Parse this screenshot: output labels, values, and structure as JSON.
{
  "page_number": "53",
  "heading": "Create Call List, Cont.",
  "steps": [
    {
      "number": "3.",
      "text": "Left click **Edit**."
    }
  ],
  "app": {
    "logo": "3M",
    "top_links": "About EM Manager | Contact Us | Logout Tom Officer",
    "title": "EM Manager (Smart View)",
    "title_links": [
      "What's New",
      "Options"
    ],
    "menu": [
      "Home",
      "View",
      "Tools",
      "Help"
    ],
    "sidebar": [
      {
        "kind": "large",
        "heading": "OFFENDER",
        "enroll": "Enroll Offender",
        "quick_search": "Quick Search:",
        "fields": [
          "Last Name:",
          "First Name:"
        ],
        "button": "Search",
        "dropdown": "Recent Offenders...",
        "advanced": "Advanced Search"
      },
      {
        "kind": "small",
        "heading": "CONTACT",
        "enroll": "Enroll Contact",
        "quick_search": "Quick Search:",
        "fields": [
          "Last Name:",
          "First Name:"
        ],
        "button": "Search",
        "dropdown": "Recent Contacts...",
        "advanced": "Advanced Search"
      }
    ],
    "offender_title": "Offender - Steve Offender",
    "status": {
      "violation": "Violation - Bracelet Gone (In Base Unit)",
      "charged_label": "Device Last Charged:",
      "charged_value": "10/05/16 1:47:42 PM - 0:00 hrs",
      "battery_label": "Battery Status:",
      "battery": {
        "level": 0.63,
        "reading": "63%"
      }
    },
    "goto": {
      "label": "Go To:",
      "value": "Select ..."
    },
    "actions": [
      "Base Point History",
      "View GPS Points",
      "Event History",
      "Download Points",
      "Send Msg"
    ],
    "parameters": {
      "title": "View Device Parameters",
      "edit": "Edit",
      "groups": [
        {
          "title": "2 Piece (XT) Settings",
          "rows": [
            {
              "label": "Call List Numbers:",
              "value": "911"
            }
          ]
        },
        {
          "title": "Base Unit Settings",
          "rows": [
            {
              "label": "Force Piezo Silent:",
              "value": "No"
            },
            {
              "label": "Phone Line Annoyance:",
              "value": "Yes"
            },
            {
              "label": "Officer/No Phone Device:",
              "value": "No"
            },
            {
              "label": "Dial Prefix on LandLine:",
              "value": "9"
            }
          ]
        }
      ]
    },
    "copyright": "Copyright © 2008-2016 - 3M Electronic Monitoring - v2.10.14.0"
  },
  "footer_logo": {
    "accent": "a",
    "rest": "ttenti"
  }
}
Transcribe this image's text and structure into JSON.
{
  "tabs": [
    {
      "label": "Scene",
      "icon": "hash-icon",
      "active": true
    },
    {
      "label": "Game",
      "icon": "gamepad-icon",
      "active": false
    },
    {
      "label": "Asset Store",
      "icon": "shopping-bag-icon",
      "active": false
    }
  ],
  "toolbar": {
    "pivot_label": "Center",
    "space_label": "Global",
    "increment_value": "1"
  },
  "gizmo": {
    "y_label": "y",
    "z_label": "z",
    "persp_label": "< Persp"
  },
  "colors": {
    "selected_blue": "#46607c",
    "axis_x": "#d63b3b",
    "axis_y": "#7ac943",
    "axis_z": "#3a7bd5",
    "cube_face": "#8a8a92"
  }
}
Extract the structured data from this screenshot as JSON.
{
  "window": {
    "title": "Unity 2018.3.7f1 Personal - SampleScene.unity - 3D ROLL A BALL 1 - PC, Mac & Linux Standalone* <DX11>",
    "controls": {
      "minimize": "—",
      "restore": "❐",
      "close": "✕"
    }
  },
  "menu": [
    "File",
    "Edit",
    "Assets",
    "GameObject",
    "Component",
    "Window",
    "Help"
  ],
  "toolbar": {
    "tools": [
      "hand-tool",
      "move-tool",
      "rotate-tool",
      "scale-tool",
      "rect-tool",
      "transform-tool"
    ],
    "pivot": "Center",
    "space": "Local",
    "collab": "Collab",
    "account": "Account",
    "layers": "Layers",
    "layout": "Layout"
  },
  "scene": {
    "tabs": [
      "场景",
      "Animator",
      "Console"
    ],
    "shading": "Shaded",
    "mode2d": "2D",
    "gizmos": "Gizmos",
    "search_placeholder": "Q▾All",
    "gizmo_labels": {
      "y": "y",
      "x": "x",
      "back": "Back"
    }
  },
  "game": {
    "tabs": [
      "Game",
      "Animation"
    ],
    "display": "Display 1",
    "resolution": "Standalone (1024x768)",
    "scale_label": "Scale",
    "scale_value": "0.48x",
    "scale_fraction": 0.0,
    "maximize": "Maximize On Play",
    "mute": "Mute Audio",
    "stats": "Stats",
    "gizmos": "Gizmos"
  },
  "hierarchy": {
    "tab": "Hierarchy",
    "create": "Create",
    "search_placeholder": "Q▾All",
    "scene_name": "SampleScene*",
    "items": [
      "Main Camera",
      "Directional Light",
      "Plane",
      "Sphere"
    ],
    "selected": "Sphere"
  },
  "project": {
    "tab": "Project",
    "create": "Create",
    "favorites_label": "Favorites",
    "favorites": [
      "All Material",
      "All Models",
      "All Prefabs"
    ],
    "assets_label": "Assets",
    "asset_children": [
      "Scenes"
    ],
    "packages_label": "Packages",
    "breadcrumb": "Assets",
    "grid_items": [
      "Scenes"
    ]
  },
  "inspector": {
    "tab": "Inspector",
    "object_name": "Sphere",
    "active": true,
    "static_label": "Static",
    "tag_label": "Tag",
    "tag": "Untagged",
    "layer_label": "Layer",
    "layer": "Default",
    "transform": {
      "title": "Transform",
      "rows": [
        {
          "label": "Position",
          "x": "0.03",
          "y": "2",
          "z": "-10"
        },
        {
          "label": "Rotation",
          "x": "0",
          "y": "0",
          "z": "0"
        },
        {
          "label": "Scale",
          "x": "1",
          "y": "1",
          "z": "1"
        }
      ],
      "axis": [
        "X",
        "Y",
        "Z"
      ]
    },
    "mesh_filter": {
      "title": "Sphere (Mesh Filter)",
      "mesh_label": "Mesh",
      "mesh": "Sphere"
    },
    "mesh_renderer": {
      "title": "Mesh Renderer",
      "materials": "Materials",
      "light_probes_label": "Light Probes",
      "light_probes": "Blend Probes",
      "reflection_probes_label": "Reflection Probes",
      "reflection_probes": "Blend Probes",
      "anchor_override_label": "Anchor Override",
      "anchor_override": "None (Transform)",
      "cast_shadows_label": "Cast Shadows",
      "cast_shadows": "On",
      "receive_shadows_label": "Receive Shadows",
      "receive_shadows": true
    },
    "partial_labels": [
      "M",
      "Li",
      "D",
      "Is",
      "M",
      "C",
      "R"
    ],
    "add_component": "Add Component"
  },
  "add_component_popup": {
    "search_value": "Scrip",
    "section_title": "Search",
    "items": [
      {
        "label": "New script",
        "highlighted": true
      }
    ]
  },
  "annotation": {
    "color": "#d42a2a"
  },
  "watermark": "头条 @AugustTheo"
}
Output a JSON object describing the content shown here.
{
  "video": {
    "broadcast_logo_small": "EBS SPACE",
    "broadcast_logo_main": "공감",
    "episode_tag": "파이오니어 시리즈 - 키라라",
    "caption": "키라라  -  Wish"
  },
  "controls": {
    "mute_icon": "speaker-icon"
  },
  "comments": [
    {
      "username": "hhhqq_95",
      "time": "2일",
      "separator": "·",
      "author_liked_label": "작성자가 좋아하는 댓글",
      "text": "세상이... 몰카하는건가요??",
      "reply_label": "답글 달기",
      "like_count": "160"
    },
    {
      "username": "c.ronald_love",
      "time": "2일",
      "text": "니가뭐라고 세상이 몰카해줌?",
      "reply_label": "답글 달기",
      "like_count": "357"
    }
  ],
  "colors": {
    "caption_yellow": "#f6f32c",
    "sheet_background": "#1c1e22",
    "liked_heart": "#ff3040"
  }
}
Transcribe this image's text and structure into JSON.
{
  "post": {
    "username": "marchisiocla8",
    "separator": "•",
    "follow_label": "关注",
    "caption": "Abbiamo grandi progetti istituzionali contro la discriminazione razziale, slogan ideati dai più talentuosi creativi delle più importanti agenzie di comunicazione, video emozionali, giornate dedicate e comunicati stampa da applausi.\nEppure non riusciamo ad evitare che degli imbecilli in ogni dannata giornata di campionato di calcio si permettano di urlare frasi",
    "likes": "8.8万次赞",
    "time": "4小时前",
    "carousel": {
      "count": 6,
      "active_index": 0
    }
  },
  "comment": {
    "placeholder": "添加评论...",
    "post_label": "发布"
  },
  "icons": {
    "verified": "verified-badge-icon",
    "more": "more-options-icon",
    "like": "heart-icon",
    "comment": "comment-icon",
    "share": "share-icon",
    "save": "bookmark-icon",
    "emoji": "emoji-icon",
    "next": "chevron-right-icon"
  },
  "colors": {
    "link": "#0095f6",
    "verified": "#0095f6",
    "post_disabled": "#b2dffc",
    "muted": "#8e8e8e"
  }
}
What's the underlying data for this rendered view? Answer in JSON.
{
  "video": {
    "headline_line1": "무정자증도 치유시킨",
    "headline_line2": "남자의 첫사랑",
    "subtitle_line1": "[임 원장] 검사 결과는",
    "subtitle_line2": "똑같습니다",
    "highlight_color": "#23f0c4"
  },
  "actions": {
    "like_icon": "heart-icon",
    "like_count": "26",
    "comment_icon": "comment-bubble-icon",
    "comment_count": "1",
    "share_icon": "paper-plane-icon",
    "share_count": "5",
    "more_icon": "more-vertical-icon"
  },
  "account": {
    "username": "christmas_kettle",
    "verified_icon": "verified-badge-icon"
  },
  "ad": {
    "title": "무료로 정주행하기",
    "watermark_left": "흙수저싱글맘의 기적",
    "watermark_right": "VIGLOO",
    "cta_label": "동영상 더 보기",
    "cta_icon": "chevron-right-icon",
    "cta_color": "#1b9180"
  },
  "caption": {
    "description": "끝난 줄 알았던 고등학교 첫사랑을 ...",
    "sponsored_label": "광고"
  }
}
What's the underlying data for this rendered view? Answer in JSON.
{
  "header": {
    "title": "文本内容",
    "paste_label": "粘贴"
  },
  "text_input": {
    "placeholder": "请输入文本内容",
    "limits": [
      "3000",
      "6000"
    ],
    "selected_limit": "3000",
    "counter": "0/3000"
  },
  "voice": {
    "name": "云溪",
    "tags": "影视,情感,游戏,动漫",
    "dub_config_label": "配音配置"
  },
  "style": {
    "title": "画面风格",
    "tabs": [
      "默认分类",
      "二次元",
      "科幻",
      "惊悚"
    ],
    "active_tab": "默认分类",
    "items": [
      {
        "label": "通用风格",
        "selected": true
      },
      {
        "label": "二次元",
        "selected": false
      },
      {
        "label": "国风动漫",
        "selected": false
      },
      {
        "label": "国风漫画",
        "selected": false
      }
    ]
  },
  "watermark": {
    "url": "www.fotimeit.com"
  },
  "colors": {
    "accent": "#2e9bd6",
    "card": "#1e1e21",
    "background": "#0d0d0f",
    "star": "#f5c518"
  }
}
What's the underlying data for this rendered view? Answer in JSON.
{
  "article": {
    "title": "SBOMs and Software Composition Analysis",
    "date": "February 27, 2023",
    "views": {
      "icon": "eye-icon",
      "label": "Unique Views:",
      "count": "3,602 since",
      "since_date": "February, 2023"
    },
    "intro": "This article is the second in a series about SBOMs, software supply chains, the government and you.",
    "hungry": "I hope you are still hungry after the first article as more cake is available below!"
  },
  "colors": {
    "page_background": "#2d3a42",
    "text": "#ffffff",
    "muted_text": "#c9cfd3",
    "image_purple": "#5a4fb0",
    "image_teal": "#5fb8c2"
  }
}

--- Stated problem ---
Using the listing above, locate the lines that hold "true" and copy each one.

--- Written answer ---
      "active": true
    "active": true,
      "receive_shadows": true
        "highlighted": true
        "selected": true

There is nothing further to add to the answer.